- IRS New Withholding Rules for Payments to Foreign Entities and Individuals
- May 5, 2003 | Author: Duane E. Schroeder
- Law Firm: Fredrikson & Byron, P.A. - Minneapolis Office
On January 1, 2001, new regulations for withholding and information reporting under Sections 1441 and 1442 of the Internal Revenue Code became effective. These regulations state that every individual, partnership, corporation, nonprofit organization or other entity that makes, receives or processes a taxable U.S. payment to a non-U.S. individual or entity (including some U.S. branches of foreign banks and insurance companies) has reporting responsibilities, regardless of whether they are the beneficial owner of a payment. Failure to withhold can result in penalties and/or liability for the amount not withheld. This article summarizes the most important part of the more than 120 pages of new regulations as they relate to the payers' responsibilities under the Internal Revenue Code and applicable bilateral income Tax Treaties.
How Do the New Rules Work?

## [Bounding box annotations]

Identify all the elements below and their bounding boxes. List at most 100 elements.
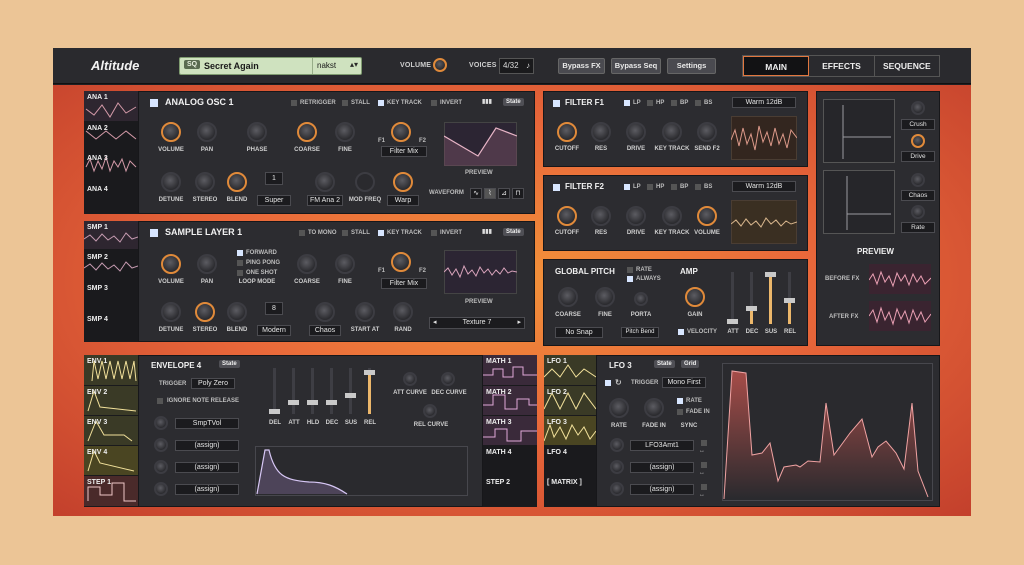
f1-drive-knob[interactable] (626, 122, 646, 142)
chaos-knob[interactable] (911, 173, 925, 187)
lfo-rate-knob[interactable] (609, 398, 629, 418)
math-tab-2[interactable]: MATH 2 (483, 389, 535, 396)
f2-enable-checkbox[interactable] (553, 184, 560, 191)
f2-volume-knob[interactable] (697, 206, 717, 226)
f1-hp-radio[interactable] (647, 100, 653, 106)
retrigger-checkbox[interactable] (291, 100, 297, 106)
step-tab-2[interactable]: STEP 2 (483, 479, 535, 486)
math-tab-4[interactable]: MATH 4 (483, 449, 535, 456)
lfo-assign-2[interactable]: (assign) (630, 462, 694, 473)
smp-tab-4[interactable]: SMP 4 (84, 316, 136, 323)
osc-warp-knob[interactable] (393, 172, 413, 192)
osc-detune-knob[interactable] (161, 172, 181, 192)
lfo-mod3-knob[interactable] (610, 482, 624, 496)
drive-knob[interactable] (911, 134, 925, 148)
osc-pan-knob[interactable] (197, 122, 217, 142)
lfo-mod2-knob[interactable] (610, 460, 624, 474)
tab-main[interactable]: MAIN (743, 56, 810, 76)
forward-radio[interactable] (237, 250, 243, 256)
pitch-snap-field[interactable]: No Snap (555, 327, 603, 338)
lfo-tab-3[interactable]: LFO 3 (544, 419, 596, 426)
lfo-assign-3[interactable]: (assign) (630, 484, 694, 495)
f2-drive-knob[interactable] (626, 206, 646, 226)
env-att-fader[interactable] (288, 368, 299, 414)
drive-field[interactable]: Drive (901, 151, 935, 162)
env-state-button[interactable]: State (219, 360, 240, 368)
texture-prev-icon[interactable]: ◂ (433, 318, 437, 327)
smp-bars-icon[interactable]: ▮▮▮ (482, 228, 492, 235)
f2-type-field[interactable]: Warm 12dB (732, 181, 796, 192)
osc-enable-checkbox[interactable] (150, 99, 158, 107)
f1-lp-radio[interactable] (624, 100, 630, 106)
smp-voices-field[interactable]: 8 (265, 302, 283, 315)
smp-invert-checkbox[interactable] (431, 230, 437, 236)
amp-att-fader[interactable] (727, 272, 738, 324)
smp-blend-knob[interactable] (227, 302, 247, 322)
pitch-bend-field[interactable]: Pitch Bend (621, 327, 659, 338)
lfo-arrows-2-icon[interactable]: ↔ (699, 470, 705, 476)
amp-gain-knob[interactable] (685, 287, 705, 307)
osc-state-button[interactable]: State (503, 98, 524, 106)
smp-filter-mix-field[interactable]: Filter Mix (381, 278, 427, 289)
wave-sine-icon[interactable]: ∿ (470, 188, 482, 199)
env-dec-fader[interactable] (326, 368, 337, 414)
f1-type-field[interactable]: Warm 12dB (732, 97, 796, 108)
lfo-tab-1[interactable]: LFO 1 (544, 358, 596, 365)
f2-bs-radio[interactable] (695, 184, 701, 190)
lfo-loop-icon[interactable]: ↻ (615, 378, 622, 387)
lfo-enable-checkbox[interactable] (605, 380, 611, 386)
lfo-tab-2[interactable]: LFO 2 (544, 389, 596, 396)
f1-bs-radio[interactable] (695, 100, 701, 106)
to-mono-checkbox[interactable] (299, 230, 305, 236)
preset-selector[interactable]: SQ Secret Again nakst ▴▾ (179, 57, 362, 75)
lfo-bipolar-2[interactable] (701, 462, 707, 468)
rate-field[interactable]: Rate (901, 222, 935, 233)
osc-fm-knob[interactable] (315, 172, 335, 192)
osc-warp-field[interactable]: Warp (387, 195, 419, 206)
amp-velocity-checkbox[interactable] (678, 329, 684, 335)
tab-sequence[interactable]: SEQUENCE (875, 56, 939, 76)
smp-coarse-knob[interactable] (297, 254, 317, 274)
osc-unison-field[interactable]: 1 (265, 172, 283, 185)
bypass-fx-button[interactable]: Bypass FX (558, 58, 605, 74)
smp-pan-knob[interactable] (197, 254, 217, 274)
key-track-checkbox[interactable] (378, 100, 384, 106)
wave-square-icon[interactable]: ⊓ (512, 188, 524, 199)
f1-cutoff-knob[interactable] (557, 122, 577, 142)
settings-button[interactable]: Settings (667, 58, 716, 74)
f1-enable-checkbox[interactable] (553, 100, 560, 107)
crush-knob[interactable] (911, 101, 925, 115)
f1-keytrack-knob[interactable] (662, 122, 682, 142)
env-mod3-knob[interactable] (154, 460, 168, 474)
bars-icon[interactable]: ▮▮▮ (482, 98, 492, 105)
env-rel-fader[interactable] (364, 368, 375, 414)
env-trigger-field[interactable]: Poly Zero (191, 378, 235, 389)
smp-enable-checkbox[interactable] (150, 229, 158, 237)
rel-curve-knob[interactable] (423, 404, 437, 418)
osc-tab-ana4[interactable]: ANA 4 (84, 186, 136, 193)
osc-fm-source-field[interactable]: FM Ana 2 (307, 195, 343, 206)
osc-filter-mix-field[interactable]: Filter Mix (381, 146, 427, 157)
lfo-fade-knob[interactable] (644, 398, 664, 418)
env-mod2-knob[interactable] (154, 438, 168, 452)
osc-filter-mix-knob[interactable] (391, 122, 411, 142)
osc-tab-ana3[interactable]: ANA 3 (84, 155, 136, 162)
wave-triangle-icon[interactable]: ⌇ (484, 188, 496, 199)
f1-res-knob[interactable] (591, 122, 611, 142)
math-tab-3[interactable]: MATH 3 (483, 419, 535, 426)
osc-tab-ana1[interactable]: ANA 1 (84, 94, 136, 101)
osc-phase-knob[interactable] (247, 122, 267, 142)
env-assign-3[interactable]: (assign) (175, 462, 239, 473)
smp-tab-1[interactable]: SMP 1 (84, 224, 136, 231)
smp-stall-checkbox[interactable] (342, 230, 348, 236)
f2-cutoff-knob[interactable] (557, 206, 577, 226)
smp-key-track-checkbox[interactable] (378, 230, 384, 236)
osc-volume-knob[interactable] (161, 122, 181, 142)
step-tab-1[interactable]: STEP 1 (84, 479, 136, 486)
smp-start-knob[interactable] (355, 302, 375, 322)
att-curve-knob[interactable] (403, 372, 417, 386)
smp-tab-3[interactable]: SMP 3 (84, 285, 136, 292)
smp-fine-knob[interactable] (335, 254, 355, 274)
amp-rel-fader[interactable] (784, 272, 795, 324)
f1-bp-radio[interactable] (671, 100, 677, 106)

## [SHORT TASK 1]
According to the article on IRS withholding rules, on what date did the new regulations under Sections 1441 and 1442 take effect?
## [SHORT TASK 2]
Proceed with the article on IRS withholding rules, writing the section that follows its final heading, "How Do the New Rules Work?".
The data stands apart from the article on IRS withholding rules and is separate material.

## [EXPECTED OUTPUT 1]
January 1, 2001.

## [EXPECTED OUTPUT 2]
The new withholding system for payments to non-U.S. taxpayers is largely document driven and is designed to distinguish payees who beneficially own income from those who act only as intermediaries. Generally, the payer ("withholding agent") must withhold the 30% of gross due the non-U.S. payee on any amount subject to withholding, unless: (i) the payee files with the withholding agent the proper tax forms to establish whether the payee is a U.S. resident for U.S. tax purposes (or is entitled to reduced withholding requirements under a income tax treaty with the U.S.), or (ii) the foreign payee assumes responsibility for withholding as a "qualified intermediary." If the new rules are not followed, the payer must withhold at the highest rate (30% or 31%) on the gross amount.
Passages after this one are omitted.